**WORK TO COMPLETE:**
1. Write out, word for word, the part of the forum thread that opens with the words containing "The point is" and closes with "bust (i.e. CA).".
2. Decide whether each statement below agrees with the forum thread. Answer yes or no for each and quote the words of the thread that settle it. (a) Anderson lists Florida among the exceptions. (b) Anderson states that correlation and causation are different things. (c) George Harris responds to the quoted remark by asking for examples.

**PASSAGE:**

There are very few excesses of public expenses that do not have one or more politically active private sector businesses at the other end of the equation. We blame the government for being taken without ever blaming the thieves who profited from the outcome.


----------



## Anderson (Jul 15, 2012)

Another point , if I may: Correlation and causation are two different things here. I would note a reasonable correlation between states with major, serious public sector passenger rail initiatives and those with major budget problems (MI, IL, NY, CA, etc.) The wacky exceptions at the moment are VA and NC. FL doesn't qualify because AAF is more or less private sector.

The point is that regardless of whether there is a causal link here, there is definitely some degree of correlation, and that _is_ a likely political problem...particularly if the biggest program gets hitched to a state to go bust (i.e. CA).


----------



## George Harris (Jul 31, 2012)

Texas Sunset said:


> There are very few excesses of public expenses that do not have one or more politically active private sector businesses at the other end of the equation. We blame the government for being taken without ever blaming the thieves who profited from the outcome.


Examples, please.


----------



## Trogdor (Aug 1, 2012)

George Harris said:


> Texas Sunset said:
> 
> 
> > There are very few excesses of public expenses that do not have one or more politically active private sector businesses at the other end of the equation. We blame the government for being taken without ever blaming the thieves who profited from the outcome.

**ENTRIES:**
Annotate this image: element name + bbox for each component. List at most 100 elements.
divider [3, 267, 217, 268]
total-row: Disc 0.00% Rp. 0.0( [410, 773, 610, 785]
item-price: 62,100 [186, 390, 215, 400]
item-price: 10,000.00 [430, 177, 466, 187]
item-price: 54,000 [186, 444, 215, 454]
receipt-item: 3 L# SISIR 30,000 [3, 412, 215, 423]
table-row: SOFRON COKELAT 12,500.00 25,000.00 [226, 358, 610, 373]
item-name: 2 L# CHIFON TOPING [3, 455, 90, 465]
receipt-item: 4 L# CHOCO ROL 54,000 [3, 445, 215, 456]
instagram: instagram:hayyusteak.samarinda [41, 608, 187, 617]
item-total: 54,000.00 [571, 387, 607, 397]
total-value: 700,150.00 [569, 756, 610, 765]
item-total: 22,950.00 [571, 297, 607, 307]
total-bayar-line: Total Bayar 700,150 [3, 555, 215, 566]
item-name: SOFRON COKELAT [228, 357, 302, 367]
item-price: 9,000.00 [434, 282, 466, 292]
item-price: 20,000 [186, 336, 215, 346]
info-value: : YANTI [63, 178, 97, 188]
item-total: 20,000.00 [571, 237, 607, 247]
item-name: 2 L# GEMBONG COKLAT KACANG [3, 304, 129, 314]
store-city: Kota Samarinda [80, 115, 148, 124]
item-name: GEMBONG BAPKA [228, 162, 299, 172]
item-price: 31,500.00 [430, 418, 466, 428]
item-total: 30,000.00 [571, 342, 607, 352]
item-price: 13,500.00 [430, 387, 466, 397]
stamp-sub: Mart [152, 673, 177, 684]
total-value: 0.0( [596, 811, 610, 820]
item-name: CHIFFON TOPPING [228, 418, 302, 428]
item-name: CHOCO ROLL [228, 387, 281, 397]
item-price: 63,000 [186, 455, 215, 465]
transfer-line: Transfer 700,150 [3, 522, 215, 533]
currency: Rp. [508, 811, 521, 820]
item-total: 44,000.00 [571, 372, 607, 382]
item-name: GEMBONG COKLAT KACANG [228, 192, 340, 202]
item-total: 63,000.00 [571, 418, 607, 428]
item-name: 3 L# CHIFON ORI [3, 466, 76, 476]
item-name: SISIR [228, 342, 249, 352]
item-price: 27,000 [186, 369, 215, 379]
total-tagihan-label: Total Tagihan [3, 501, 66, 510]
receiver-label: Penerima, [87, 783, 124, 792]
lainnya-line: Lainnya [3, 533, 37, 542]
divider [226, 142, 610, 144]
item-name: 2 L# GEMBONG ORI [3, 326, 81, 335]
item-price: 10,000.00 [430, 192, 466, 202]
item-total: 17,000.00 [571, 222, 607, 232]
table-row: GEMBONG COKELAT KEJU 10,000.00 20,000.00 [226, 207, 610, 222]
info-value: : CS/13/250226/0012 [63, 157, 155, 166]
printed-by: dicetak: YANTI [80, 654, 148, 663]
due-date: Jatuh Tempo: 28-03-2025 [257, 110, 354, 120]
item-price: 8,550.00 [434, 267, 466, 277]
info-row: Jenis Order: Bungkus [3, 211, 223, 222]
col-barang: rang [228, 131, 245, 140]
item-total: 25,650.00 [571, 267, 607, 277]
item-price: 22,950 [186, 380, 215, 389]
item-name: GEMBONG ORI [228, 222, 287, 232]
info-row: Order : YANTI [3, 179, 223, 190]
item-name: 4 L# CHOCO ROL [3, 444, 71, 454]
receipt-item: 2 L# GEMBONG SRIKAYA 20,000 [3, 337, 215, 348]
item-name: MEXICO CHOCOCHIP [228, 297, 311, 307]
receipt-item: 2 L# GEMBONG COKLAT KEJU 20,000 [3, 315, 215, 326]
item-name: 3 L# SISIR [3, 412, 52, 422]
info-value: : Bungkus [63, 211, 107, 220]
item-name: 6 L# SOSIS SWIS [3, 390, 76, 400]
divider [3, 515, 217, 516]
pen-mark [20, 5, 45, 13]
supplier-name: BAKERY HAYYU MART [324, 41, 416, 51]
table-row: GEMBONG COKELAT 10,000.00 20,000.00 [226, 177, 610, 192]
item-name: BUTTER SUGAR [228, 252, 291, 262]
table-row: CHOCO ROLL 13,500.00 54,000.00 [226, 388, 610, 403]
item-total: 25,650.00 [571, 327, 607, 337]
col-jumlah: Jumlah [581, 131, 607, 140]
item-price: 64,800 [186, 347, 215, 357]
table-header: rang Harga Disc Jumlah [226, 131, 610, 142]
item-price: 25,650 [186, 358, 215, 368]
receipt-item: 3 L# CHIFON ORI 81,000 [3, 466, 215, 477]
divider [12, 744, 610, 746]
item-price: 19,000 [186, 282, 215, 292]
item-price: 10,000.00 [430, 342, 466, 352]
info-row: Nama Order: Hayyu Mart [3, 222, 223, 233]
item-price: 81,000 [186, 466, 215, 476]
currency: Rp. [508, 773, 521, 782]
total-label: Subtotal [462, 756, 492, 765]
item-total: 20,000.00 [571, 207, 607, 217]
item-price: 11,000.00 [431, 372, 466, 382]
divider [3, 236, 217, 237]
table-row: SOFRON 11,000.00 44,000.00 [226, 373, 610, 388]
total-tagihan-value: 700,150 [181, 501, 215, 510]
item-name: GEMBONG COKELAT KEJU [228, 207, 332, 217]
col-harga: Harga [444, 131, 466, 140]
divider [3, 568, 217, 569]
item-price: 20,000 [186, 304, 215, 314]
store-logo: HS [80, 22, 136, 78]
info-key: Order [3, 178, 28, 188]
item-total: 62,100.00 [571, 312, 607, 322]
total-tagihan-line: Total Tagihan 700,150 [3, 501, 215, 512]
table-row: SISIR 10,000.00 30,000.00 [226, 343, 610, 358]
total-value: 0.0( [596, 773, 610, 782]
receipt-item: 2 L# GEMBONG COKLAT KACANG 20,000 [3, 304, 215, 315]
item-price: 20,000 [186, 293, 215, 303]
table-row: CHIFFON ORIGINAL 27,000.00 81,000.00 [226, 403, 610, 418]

**SOLUTIONS FOR EACH TASK:**
1.
The point is that regardless of whether there is a causal link here, there is definitely some degree of correlation, and that _is_ a likely political problem...particularly if the biggest program gets hitched to a state to go bust (i.e. CA).

2.
(a) No: "The wacky exceptions at the moment are VA and NC."
(b) Yes: "Correlation and causation are two different things here."
(c) Yes: "Examples, please."